%%

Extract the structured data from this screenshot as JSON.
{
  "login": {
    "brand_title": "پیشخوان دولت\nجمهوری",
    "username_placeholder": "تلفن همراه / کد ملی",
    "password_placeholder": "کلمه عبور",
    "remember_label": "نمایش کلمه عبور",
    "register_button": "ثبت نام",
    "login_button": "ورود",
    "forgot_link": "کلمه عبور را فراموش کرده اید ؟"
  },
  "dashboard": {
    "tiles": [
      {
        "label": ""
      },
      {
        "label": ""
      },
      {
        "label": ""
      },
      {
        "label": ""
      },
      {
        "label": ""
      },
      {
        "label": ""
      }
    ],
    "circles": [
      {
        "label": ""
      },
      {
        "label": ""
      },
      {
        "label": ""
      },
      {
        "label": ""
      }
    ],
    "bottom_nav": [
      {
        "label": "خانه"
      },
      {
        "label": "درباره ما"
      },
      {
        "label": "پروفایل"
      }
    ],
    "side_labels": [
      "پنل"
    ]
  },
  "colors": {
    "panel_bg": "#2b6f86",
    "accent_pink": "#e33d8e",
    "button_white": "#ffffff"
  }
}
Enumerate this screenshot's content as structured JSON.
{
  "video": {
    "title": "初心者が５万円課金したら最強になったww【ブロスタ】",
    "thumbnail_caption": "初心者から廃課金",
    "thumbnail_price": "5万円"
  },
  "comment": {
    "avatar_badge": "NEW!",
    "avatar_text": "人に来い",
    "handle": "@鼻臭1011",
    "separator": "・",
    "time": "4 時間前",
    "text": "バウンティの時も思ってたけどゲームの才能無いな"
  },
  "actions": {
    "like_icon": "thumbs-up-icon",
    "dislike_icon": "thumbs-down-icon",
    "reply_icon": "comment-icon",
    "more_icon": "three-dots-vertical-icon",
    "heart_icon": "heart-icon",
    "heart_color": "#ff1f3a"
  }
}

%%

Goal:
Copy out exactly the lines from the line with "Enumerate this screenshot's" to the end of the listing, including both of those lines, and give nothing else.

The solution:
Enumerate this screenshot's content as structured JSON.
{
  "video": {
    "title": "初心者が５万円課金したら最強になったww【ブロスタ】",
    "thumbnail_caption": "初心者から廃課金",
    "thumbnail_price": "5万円"
  },
  "comment": {
    "avatar_badge": "NEW!",
    "avatar_text": "人に来い",
    "handle": "@鼻臭1011",
    "separator": "・",
    "time": "4 時間前",
    "text": "バウンティの時も思ってたけどゲームの才能無いな"
  },
  "actions": {
    "like_icon": "thumbs-up-icon",
    "dislike_icon": "thumbs-down-icon",
    "reply_icon": "comment-icon",
    "more_icon": "three-dots-vertical-icon",
    "heart_icon": "heart-icon",
    "heart_color": "#ff1f3a"
  }
}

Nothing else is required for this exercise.